[BEGIN SUPPLIED DATA]

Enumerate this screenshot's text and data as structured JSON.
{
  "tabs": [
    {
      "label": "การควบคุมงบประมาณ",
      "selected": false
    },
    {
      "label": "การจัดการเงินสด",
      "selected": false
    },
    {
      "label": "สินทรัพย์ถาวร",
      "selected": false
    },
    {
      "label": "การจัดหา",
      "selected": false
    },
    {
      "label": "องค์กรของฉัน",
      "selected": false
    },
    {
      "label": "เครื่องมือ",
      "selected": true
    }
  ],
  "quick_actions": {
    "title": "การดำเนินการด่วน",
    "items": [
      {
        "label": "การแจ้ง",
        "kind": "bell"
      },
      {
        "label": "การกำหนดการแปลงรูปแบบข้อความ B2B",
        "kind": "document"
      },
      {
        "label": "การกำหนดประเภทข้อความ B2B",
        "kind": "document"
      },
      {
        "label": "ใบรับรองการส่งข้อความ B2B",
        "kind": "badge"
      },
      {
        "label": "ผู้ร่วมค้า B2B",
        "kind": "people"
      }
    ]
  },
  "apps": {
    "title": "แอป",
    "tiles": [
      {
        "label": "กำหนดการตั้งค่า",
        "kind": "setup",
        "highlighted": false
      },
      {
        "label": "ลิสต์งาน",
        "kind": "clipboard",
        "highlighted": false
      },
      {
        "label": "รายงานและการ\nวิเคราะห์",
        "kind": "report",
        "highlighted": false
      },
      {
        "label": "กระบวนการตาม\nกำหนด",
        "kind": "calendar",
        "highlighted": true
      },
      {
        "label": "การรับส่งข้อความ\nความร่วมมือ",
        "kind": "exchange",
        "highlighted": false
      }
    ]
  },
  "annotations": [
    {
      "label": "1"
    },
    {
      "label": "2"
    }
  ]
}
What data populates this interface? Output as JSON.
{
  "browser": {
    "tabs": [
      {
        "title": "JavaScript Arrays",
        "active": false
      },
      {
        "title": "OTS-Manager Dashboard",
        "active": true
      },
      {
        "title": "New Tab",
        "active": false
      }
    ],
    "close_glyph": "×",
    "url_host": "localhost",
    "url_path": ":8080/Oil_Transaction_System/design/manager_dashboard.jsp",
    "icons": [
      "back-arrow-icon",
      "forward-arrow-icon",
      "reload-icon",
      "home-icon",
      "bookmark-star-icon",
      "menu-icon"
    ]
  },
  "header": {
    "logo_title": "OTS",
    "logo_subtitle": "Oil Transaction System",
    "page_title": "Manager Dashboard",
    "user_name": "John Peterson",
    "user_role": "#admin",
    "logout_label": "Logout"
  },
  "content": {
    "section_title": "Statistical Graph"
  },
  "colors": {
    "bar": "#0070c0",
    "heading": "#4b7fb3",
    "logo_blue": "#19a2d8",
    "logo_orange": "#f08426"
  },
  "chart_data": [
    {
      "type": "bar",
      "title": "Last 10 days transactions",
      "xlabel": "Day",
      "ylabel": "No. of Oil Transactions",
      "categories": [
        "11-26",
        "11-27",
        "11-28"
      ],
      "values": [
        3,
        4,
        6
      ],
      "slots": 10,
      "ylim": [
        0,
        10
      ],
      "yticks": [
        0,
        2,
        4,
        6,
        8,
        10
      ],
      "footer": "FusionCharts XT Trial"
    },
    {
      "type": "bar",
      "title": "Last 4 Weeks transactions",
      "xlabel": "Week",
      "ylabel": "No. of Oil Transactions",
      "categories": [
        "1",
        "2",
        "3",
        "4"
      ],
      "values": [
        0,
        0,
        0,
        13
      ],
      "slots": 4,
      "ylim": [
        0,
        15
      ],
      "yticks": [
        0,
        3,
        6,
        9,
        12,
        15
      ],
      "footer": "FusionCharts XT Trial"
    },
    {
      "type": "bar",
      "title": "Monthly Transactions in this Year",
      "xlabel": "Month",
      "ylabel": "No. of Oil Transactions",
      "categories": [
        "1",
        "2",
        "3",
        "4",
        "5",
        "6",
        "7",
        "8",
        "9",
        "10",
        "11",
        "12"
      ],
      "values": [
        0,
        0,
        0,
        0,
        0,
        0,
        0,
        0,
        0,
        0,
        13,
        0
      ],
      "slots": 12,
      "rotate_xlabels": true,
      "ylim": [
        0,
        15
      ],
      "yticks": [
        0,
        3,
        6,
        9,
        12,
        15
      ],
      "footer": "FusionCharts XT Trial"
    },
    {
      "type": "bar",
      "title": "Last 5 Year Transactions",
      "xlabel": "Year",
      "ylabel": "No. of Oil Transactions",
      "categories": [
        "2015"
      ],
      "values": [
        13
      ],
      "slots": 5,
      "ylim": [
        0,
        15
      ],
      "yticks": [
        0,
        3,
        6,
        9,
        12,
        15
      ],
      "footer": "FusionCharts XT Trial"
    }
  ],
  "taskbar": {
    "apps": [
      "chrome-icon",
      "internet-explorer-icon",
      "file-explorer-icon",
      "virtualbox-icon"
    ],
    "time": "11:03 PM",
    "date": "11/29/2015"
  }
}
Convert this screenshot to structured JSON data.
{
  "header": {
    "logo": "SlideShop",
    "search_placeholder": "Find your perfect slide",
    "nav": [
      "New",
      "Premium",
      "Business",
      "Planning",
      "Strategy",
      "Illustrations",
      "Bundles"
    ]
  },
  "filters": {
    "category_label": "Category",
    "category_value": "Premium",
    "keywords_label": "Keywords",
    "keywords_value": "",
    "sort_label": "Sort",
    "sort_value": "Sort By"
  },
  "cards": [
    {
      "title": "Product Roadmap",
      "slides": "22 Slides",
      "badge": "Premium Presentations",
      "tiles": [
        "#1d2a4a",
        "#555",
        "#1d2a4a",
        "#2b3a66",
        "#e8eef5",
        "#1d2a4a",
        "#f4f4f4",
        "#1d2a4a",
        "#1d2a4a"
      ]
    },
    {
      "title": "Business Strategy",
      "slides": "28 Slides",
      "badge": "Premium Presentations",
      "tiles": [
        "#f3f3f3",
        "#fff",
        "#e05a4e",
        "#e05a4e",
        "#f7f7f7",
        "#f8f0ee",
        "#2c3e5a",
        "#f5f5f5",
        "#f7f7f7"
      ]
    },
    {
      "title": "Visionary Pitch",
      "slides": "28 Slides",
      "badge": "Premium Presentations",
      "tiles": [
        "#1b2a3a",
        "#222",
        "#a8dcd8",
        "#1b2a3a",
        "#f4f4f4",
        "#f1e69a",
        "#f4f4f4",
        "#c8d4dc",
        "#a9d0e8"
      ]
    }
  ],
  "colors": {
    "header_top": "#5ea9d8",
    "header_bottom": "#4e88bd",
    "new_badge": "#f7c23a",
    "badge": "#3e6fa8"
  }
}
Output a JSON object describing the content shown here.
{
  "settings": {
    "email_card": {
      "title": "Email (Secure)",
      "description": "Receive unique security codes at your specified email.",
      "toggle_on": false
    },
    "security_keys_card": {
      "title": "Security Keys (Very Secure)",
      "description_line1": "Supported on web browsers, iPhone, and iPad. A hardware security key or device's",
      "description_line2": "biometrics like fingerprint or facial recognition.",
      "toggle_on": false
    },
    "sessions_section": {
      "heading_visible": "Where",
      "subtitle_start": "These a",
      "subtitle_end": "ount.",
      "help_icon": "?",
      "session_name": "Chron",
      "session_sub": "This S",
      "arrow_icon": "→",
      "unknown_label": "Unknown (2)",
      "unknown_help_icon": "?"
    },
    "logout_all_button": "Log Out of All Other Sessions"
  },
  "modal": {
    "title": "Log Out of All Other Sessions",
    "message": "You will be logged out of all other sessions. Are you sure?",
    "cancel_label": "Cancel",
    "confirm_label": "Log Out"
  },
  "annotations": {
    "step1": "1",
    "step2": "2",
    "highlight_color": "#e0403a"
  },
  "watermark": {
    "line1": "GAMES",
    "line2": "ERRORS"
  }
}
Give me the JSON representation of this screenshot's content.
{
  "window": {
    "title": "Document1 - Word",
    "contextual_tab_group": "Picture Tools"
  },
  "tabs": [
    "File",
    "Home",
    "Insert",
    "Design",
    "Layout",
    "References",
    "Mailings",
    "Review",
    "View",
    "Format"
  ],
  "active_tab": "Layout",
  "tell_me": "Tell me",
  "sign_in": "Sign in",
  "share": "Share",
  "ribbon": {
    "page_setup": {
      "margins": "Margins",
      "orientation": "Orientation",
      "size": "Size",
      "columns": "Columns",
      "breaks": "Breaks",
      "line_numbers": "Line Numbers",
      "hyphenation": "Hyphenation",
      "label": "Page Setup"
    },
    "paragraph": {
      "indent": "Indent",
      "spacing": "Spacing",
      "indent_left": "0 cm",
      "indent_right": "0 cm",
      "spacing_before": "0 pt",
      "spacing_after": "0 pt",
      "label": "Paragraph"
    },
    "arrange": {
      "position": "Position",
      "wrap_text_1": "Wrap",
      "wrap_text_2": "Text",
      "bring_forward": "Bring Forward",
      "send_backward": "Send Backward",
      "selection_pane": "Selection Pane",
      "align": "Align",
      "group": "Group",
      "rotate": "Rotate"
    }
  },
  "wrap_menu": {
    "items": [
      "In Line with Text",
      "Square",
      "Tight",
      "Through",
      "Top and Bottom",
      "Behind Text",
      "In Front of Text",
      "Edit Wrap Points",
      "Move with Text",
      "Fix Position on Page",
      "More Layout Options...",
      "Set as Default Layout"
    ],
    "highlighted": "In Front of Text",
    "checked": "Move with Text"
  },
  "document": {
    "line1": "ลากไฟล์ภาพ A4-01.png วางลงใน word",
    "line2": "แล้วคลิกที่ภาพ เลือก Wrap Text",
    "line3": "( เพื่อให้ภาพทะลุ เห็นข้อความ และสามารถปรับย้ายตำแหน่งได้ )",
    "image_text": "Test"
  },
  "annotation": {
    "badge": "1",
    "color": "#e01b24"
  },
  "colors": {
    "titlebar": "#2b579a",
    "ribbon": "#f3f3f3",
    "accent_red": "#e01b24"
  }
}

[END SUPPLIED DATA]

AIM
Copy out each line of the records that holds the string "Move".

TASK RESPONSE
      "Move with Text",
    "checked": "Move with Text"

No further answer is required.